__Work instructions__. From the entries below, pull out each line where "desks" appears.

__Input material__.
==========

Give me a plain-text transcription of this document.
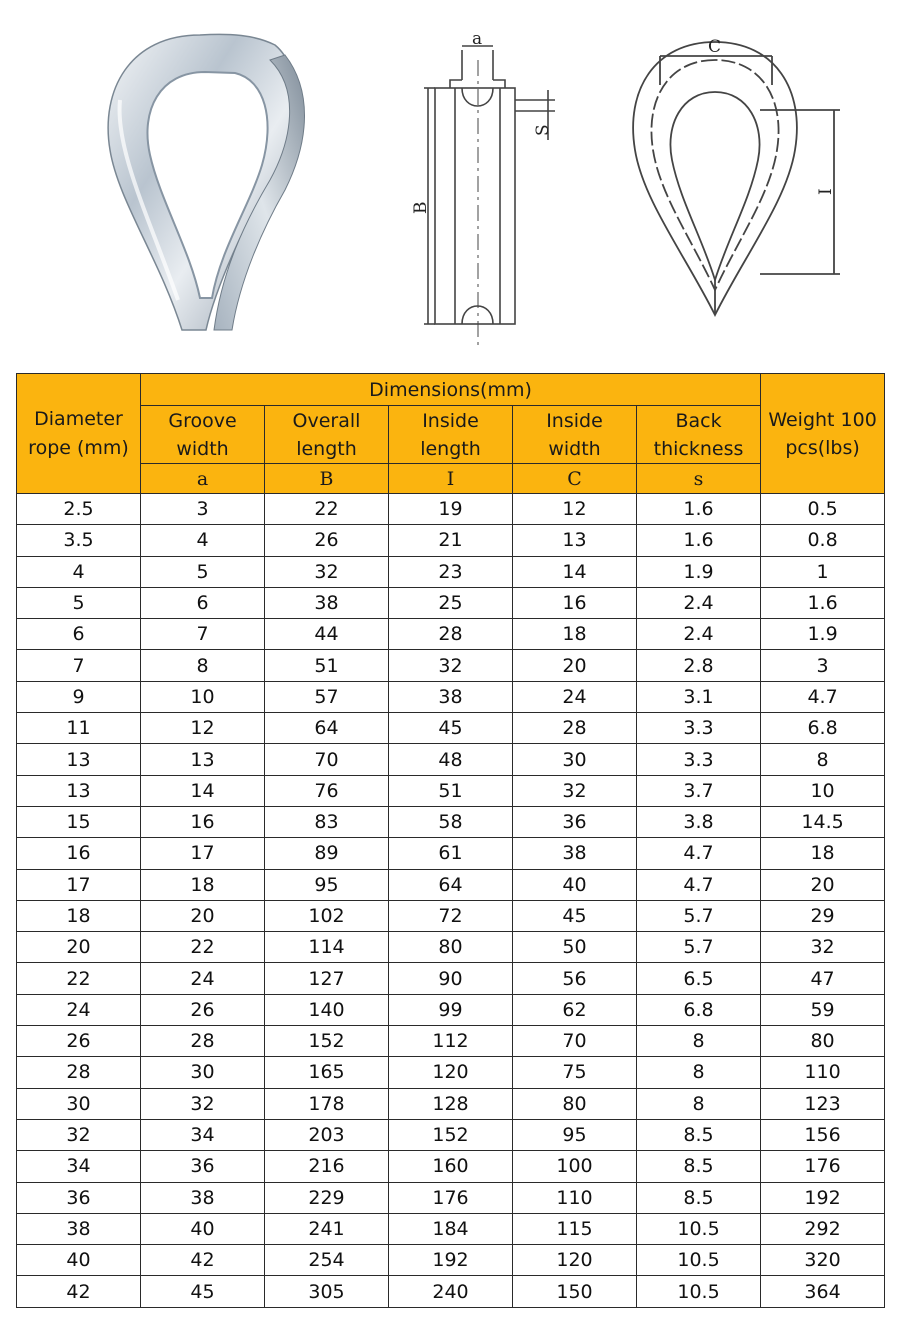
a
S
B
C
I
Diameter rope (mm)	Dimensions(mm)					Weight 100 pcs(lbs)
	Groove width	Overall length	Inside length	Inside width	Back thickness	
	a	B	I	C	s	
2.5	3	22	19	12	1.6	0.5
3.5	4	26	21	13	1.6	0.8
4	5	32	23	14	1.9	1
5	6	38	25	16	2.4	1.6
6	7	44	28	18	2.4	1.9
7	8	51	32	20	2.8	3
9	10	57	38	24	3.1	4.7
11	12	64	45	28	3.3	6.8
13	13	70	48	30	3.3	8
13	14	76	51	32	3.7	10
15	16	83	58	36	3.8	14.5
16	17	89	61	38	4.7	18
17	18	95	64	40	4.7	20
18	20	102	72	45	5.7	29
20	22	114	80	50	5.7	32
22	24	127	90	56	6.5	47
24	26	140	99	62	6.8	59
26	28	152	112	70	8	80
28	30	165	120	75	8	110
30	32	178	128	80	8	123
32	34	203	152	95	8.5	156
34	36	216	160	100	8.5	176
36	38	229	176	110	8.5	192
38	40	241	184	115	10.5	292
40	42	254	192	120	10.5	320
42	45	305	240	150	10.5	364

==========

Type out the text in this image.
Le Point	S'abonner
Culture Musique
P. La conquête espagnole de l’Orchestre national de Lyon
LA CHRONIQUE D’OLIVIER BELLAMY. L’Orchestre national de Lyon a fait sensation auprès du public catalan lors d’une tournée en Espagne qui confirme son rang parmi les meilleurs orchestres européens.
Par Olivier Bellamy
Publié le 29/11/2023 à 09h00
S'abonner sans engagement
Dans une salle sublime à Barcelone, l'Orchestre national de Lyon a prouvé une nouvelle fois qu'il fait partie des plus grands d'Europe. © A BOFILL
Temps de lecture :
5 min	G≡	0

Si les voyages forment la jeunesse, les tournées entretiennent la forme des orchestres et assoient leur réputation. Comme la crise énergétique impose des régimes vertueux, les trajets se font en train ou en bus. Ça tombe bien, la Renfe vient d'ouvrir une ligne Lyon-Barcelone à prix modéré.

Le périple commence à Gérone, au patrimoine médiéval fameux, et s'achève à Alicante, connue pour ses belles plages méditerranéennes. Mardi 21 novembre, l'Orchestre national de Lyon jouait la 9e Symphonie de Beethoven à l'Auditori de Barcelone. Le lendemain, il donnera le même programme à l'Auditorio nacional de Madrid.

==========

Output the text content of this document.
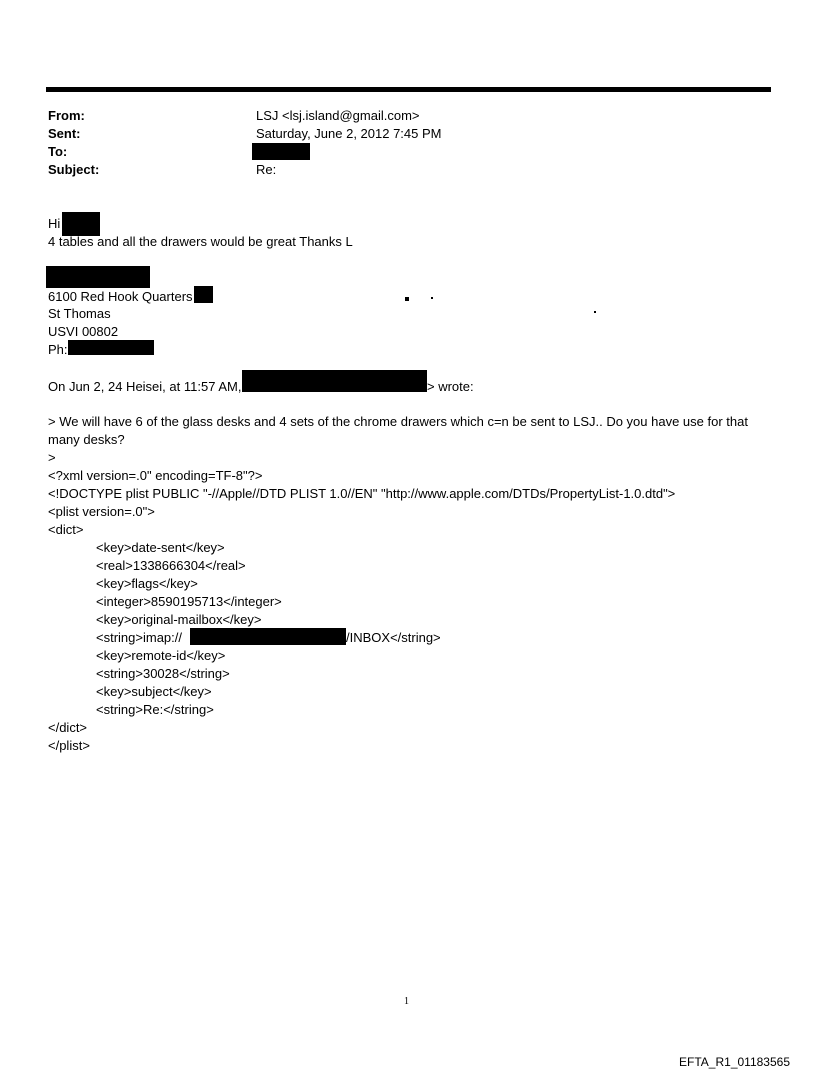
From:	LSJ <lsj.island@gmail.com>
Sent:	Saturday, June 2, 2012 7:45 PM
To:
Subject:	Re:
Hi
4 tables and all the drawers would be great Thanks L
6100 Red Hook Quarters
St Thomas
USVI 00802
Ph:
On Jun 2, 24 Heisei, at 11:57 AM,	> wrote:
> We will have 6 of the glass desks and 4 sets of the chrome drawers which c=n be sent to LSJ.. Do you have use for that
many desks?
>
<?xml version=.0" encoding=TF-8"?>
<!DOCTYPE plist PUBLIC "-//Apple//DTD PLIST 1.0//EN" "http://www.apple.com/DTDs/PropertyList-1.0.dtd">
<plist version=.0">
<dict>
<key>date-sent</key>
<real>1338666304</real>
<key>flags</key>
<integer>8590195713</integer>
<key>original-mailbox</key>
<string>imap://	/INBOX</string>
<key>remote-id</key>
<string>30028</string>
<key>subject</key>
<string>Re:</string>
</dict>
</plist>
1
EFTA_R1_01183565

==========

__Answer to the task__.
> We will have 6 of the glass desks and 4 sets of the chrome drawers which c=n be sent to LSJ.. Do you have use for that
many desks?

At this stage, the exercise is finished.